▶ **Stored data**
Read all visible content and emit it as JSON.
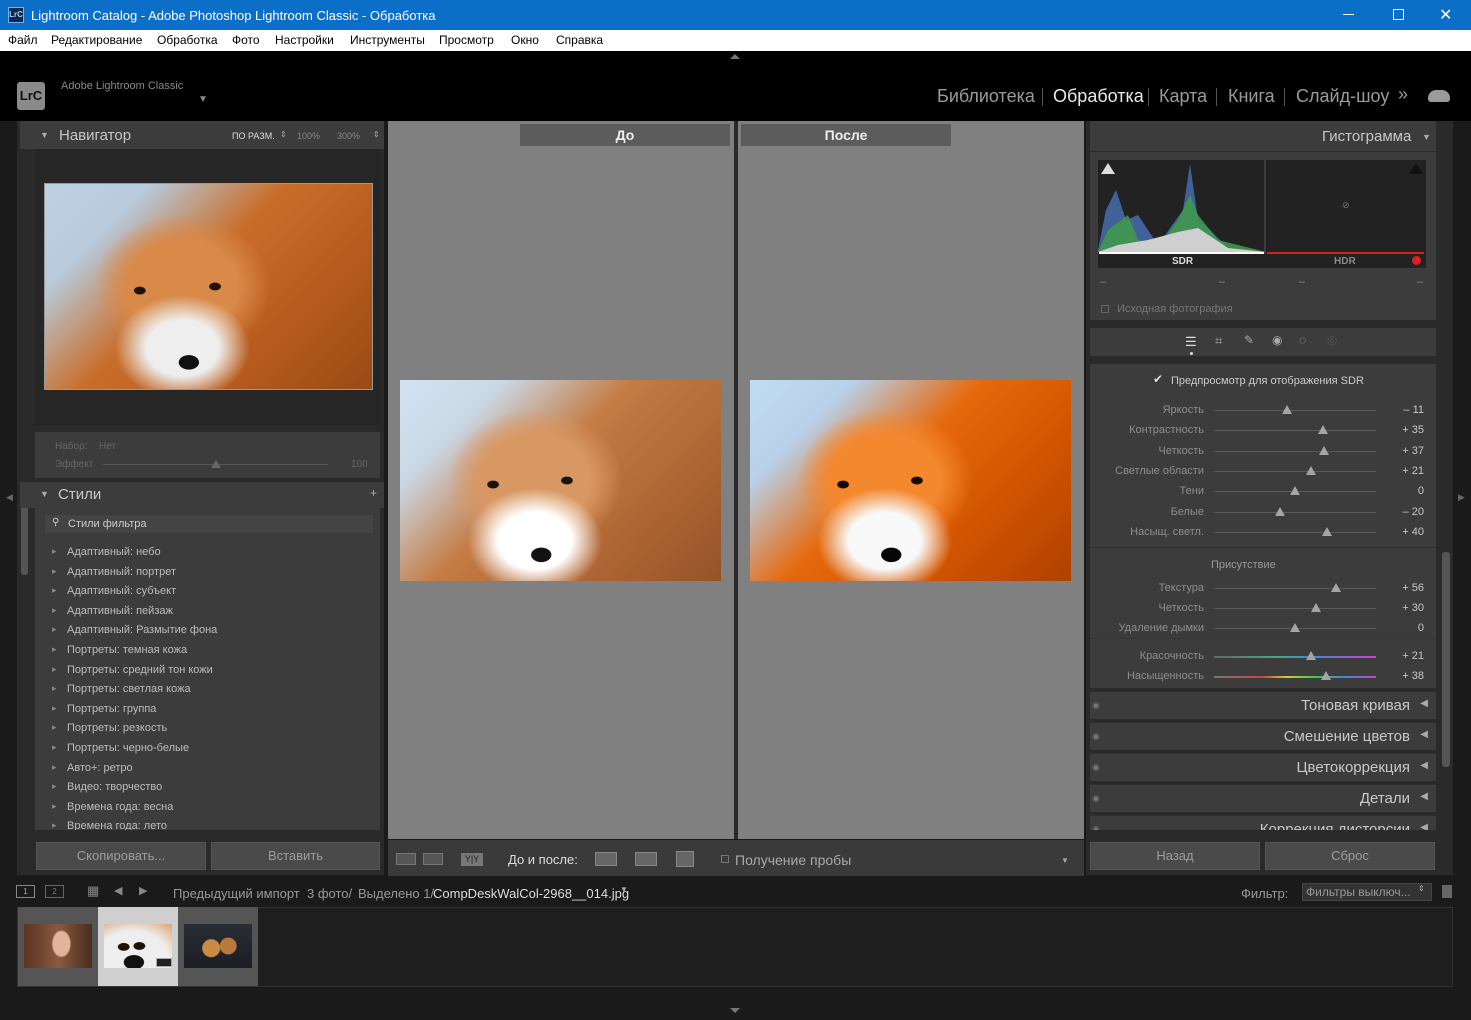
{
  "window": {
    "title": "Lightroom Catalog - Adobe Photoshop Lightroom Classic - Обработка",
    "app_icon": "LrC"
  },
  "menu": [
    "Файл",
    "Редактирование",
    "Обработка",
    "Фото",
    "Настройки",
    "Инструменты",
    "Просмотр",
    "Окно",
    "Справка"
  ],
  "identity": {
    "logo": "LrC",
    "app_name": "Adobe Lightroom Classic"
  },
  "modules": [
    {
      "label": "Библиотека",
      "active": false
    },
    {
      "label": "Обработка",
      "active": true
    },
    {
      "label": "Карта",
      "active": false
    },
    {
      "label": "Книга",
      "active": false
    },
    {
      "label": "Слайд-шоу",
      "active": false
    }
  ],
  "navigator": {
    "title": "Навигатор",
    "zoom": [
      "ПО РАЗМ.",
      "100%",
      "300%"
    ]
  },
  "preset_bar": {
    "set_label": "Набор:",
    "set_value": "Нет",
    "effect_label": "Эффект",
    "effect_value": "100"
  },
  "presets": {
    "title": "Стили",
    "add": "+",
    "search": "Стили фильтра",
    "items": [
      "Адаптивный: небо",
      "Адаптивный: портрет",
      "Адаптивный: субъект",
      "Адаптивный: пейзаж",
      "Адаптивный: Размытие фона",
      "Портреты: темная кожа",
      "Портреты: средний тон кожи",
      "Портреты: светлая кожа",
      "Портреты: группа",
      "Портреты: резкость",
      "Портреты: черно-белые",
      "Авто+: ретро",
      "Видео: творчество",
      "Времена года: весна",
      "Времена года: лето"
    ]
  },
  "left_buttons": {
    "copy": "Скопировать...",
    "paste": "Вставить"
  },
  "compare": {
    "before": "До",
    "after": "После"
  },
  "toolbar": {
    "before_after": "До и после:",
    "softproof": "Получение пробы",
    "yy": "Y|Y"
  },
  "histogram": {
    "title": "Гистограмма",
    "sdr": "SDR",
    "hdr": "HDR",
    "readouts": [
      "–",
      "–",
      "–",
      "–"
    ],
    "original": "Исходная фотография"
  },
  "basic": {
    "sdr_preview": "Предпросмотр для отображения SDR",
    "presence": "Присутствие",
    "tone": [
      {
        "label": "Яркость",
        "value": "– 11",
        "pos": 0.45
      },
      {
        "label": "Контрастность",
        "value": "+ 35",
        "pos": 0.67
      },
      {
        "label": "Четкость",
        "value": "+ 37",
        "pos": 0.68
      },
      {
        "label": "Светлые области",
        "value": "+ 21",
        "pos": 0.6
      },
      {
        "label": "Тени",
        "value": "0",
        "pos": 0.5
      },
      {
        "label": "Белые",
        "value": "– 20",
        "pos": 0.41
      },
      {
        "label": "Насыщ. светл.",
        "value": "+ 40",
        "pos": 0.7
      }
    ],
    "presence_sliders": [
      {
        "label": "Текстура",
        "value": "+ 56",
        "pos": 0.75
      },
      {
        "label": "Четкость",
        "value": "+ 30",
        "pos": 0.63
      },
      {
        "label": "Удаление дымки",
        "value": "0",
        "pos": 0.5
      }
    ],
    "color_sliders": [
      {
        "label": "Красочность",
        "value": "+ 21",
        "pos": 0.6
      },
      {
        "label": "Насыщенность",
        "value": "+ 38",
        "pos": 0.69
      }
    ]
  },
  "right_panels": [
    "Тоновая кривая",
    "Смешение цветов",
    "Цветокоррекция",
    "Детали",
    "Коррекция дисторсии"
  ],
  "right_buttons": {
    "prev": "Назад",
    "reset": "Сброс"
  },
  "filmstrip": {
    "source": "Предыдущий импорт",
    "count": "3 фото/",
    "selected": "Выделено 1/",
    "filename": "CompDeskWalCol-2968__014.jpg",
    "filter_label": "Фильтр:",
    "filter_value": "Фильтры выключ..."
  },
  "colors": {
    "accent": "#0b6ec7",
    "panel": "#3c3c3c",
    "bg": "#1a1a1a",
    "canvas": "#808080"
  }
}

▶ **The exercise**
Only lines with "Lightroom" are wanted here; list each of them.

▶ **Solution to the problem**
    "title": "Lightroom Catalog - Adobe Photoshop Lightroom Classic - Обработка",
    "app_name": "Adobe Lightroom Classic"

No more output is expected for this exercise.